▼

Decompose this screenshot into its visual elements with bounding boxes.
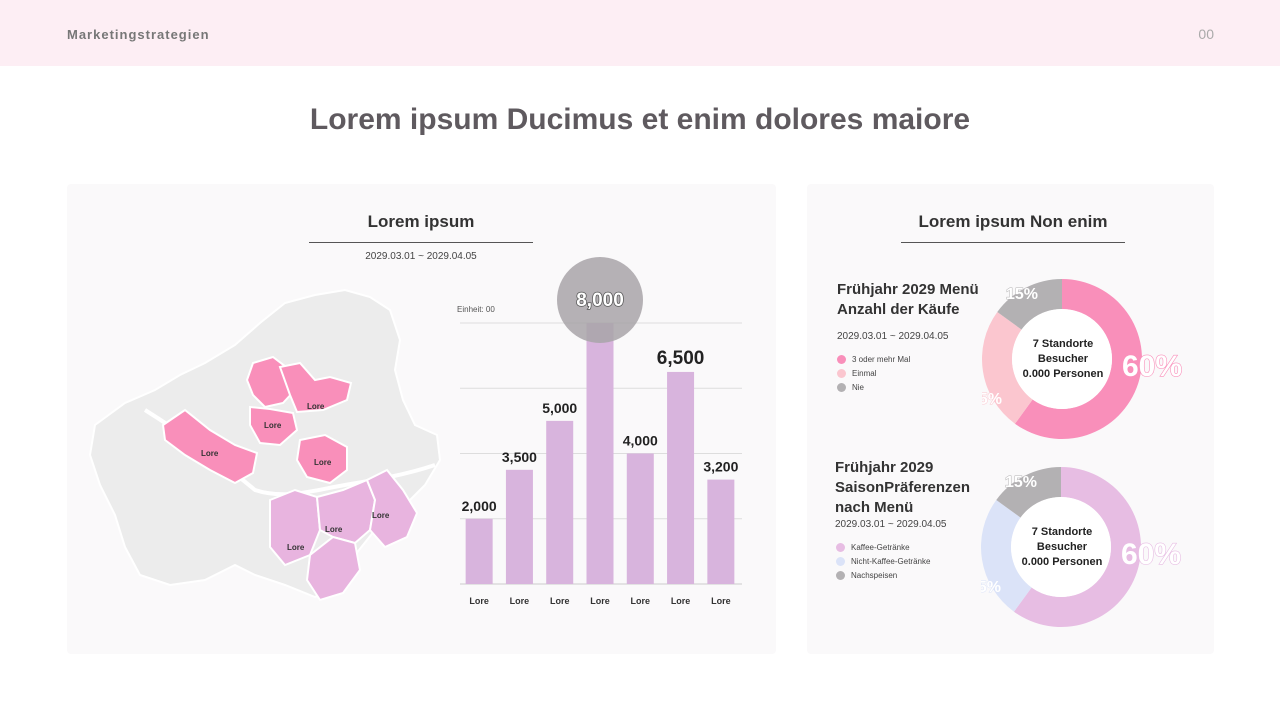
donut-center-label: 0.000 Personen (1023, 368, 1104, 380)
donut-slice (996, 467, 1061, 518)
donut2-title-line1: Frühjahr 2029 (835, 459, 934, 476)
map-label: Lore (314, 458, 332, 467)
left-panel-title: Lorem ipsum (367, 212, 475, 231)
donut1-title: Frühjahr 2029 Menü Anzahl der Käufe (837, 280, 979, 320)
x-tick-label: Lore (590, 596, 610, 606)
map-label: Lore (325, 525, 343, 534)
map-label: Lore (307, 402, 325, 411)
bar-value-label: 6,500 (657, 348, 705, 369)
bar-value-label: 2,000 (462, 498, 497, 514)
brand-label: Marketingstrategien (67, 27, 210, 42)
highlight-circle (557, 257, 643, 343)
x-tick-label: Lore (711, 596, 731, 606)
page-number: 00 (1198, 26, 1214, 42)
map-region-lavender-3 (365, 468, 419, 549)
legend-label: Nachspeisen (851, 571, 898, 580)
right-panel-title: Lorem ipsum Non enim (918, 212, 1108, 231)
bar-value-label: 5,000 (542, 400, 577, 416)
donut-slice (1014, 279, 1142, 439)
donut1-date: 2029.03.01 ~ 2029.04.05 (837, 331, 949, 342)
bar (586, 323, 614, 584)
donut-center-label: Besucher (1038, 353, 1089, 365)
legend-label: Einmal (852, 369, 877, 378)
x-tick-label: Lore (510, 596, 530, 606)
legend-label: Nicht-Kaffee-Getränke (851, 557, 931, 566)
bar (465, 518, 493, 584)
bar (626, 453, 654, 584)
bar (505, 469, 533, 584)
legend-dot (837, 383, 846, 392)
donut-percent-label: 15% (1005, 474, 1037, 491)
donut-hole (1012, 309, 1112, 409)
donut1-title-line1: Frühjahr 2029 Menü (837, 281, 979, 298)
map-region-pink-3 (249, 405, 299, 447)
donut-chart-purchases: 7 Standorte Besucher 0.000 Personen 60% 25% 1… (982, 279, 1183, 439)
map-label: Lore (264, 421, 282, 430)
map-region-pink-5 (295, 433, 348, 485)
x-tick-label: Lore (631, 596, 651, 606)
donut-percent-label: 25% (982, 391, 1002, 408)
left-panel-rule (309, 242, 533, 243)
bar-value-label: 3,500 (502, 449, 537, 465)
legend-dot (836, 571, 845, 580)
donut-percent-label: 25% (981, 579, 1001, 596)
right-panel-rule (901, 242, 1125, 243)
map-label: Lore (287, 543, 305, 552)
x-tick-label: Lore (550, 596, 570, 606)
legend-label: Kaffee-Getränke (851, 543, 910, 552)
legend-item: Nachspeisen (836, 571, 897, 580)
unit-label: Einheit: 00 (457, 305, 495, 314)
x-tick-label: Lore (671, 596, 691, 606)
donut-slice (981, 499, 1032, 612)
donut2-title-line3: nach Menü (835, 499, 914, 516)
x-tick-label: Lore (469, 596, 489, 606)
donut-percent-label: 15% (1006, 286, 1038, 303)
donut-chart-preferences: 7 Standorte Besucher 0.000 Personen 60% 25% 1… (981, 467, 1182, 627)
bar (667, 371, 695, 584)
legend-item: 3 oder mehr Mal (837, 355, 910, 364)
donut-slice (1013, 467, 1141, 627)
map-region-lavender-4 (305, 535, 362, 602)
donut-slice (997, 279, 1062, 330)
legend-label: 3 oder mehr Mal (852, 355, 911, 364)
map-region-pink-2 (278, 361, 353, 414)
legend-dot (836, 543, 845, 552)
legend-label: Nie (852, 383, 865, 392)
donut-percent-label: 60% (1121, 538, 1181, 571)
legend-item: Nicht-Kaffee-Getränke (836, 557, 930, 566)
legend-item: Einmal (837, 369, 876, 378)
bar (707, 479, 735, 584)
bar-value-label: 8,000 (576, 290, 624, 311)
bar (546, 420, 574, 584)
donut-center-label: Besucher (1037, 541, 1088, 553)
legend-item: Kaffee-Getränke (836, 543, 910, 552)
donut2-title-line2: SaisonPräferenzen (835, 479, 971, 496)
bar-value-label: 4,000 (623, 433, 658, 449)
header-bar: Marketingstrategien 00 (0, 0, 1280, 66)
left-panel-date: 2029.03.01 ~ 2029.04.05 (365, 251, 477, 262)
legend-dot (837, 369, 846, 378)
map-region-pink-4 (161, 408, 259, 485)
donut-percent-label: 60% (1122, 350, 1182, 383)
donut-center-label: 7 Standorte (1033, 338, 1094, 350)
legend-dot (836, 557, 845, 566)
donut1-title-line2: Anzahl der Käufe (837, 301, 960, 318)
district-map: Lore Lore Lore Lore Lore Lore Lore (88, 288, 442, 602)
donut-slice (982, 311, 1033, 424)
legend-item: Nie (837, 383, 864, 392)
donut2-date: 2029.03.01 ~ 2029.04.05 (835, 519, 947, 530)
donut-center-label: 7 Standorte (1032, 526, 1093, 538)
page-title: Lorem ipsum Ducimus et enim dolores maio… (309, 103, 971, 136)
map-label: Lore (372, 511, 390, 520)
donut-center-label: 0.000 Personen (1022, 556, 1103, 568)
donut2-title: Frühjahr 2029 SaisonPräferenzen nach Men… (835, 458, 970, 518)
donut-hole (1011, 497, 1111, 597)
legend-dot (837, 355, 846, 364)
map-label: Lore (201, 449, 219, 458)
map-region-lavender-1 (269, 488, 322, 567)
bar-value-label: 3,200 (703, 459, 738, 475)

▲

Could you copy the entries above verbatim, from the line containing "donut-center-label: 0.000 Personen (1023, 368, 1104, 380)" through the line containing "map-label: Lore (264, 421, 282, 430)", including both of those lines?

donut-center-label: 0.000 Personen (1023, 368, 1104, 380)
donut-slice (996, 467, 1061, 518)
donut2-title-line1: Frühjahr 2029 (835, 459, 934, 476)
map-label: Lore (314, 458, 332, 467)
left-panel-title: Lorem ipsum (367, 212, 475, 231)
donut1-title: Frühjahr 2029 Menü Anzahl der Käufe (837, 280, 979, 320)
x-tick-label: Lore (590, 596, 610, 606)
map-label: Lore (325, 525, 343, 534)
map-label: Lore (307, 402, 325, 411)
bar-value-label: 6,500 (657, 348, 705, 369)
bar-value-label: 2,000 (462, 498, 497, 514)
brand-label: Marketingstrategien (67, 27, 210, 42)
highlight-circle (557, 257, 643, 343)
x-tick-label: Lore (711, 596, 731, 606)
page-number: 00 (1198, 26, 1214, 42)
map-region-lavender-3 (365, 468, 419, 549)
legend-label: Nachspeisen (851, 571, 898, 580)
right-panel-title: Lorem ipsum Non enim (918, 212, 1108, 231)
bar-value-label: 5,000 (542, 400, 577, 416)
donut-slice (1014, 279, 1142, 439)
donut1-date: 2029.03.01 ~ 2029.04.05 (837, 331, 949, 342)
bar (586, 323, 614, 584)
donut-center-label: Besucher (1038, 353, 1089, 365)
legend-label: Einmal (852, 369, 877, 378)
x-tick-label: Lore (510, 596, 530, 606)
legend-label: Nicht-Kaffee-Getränke (851, 557, 931, 566)
bar (465, 518, 493, 584)
bar (626, 453, 654, 584)
bar (505, 469, 533, 584)
legend-dot (837, 383, 846, 392)
donut-percent-label: 15% (1005, 474, 1037, 491)
donut-hole (1012, 309, 1112, 409)
donut1-title-line1: Frühjahr 2029 Menü (837, 281, 979, 298)
map-region-pink-3 (249, 405, 299, 447)
donut-chart-purchases: 7 Standorte Besucher 0.000 Personen 60% 25% 1… (982, 279, 1183, 439)
map-label: Lore (264, 421, 282, 430)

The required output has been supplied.